Start of GIVEN INFORMATION
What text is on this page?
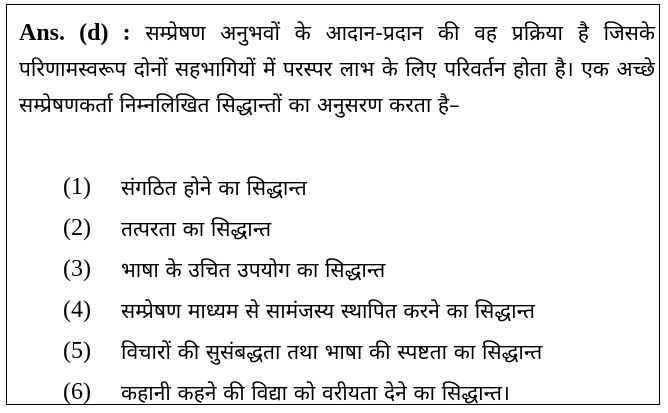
Ans. (d) : सम्प्रेषण अनुभवों के आदान-प्रदान की वह प्रक्रिया है जिसके परिणामस्वरूप दोनों सहभागियों में परस्पर लाभ के लिए परिवर्तन होता है। एक अच्छे सम्प्रेषणकर्ता निम्नलिखित सिद्धान्तों का अनुसरण करता है–
(1)	संगठित होने का सिद्धान्त
(2)	तत्परता का सिद्धान्त
(3)	भाषा के उचित उपयोग का सिद्धान्त
(4)	सम्प्रेषण माध्यम से सामंजस्य स्थापित करने का सिद्धान्त
(5)	विचारों की सुसंबद्धता तथा भाषा की स्पष्टता का सिद्धान्त
(6)	कहानी कहने की विद्या को वरीयता देने का सिद्धान्त।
End of GIVEN INFORMATION
◆ WHAT THE TASK ASKS
Your copy of the data above should match it exactly, except that pictures are left out.

◆ ANSWER TO THE EXERCISE
What text is on this page?
Ans. (d) : सम्प्रेषण अनुभवों के आदान-प्रदान की वह प्रक्रिया है जिसके परिणामस्वरूप दोनों सहभागियों में परस्पर लाभ के लिए परिवर्तन होता है। एक अच्छे सम्प्रेषणकर्ता निम्नलिखित सिद्धान्तों का अनुसरण करता है–
(1)	संगठित होने का सिद्धान्त
(2)	तत्परता का सिद्धान्त
(3)	भाषा के उचित उपयोग का सिद्धान्त
(4)	सम्प्रेषण माध्यम से सामंजस्य स्थापित करने का सिद्धान्त
(5)	विचारों की सुसंबद्धता तथा भाषा की स्पष्टता का सिद्धान्त
(6)	कहानी कहने की विद्या को वरीयता देने का सिद्धान्त।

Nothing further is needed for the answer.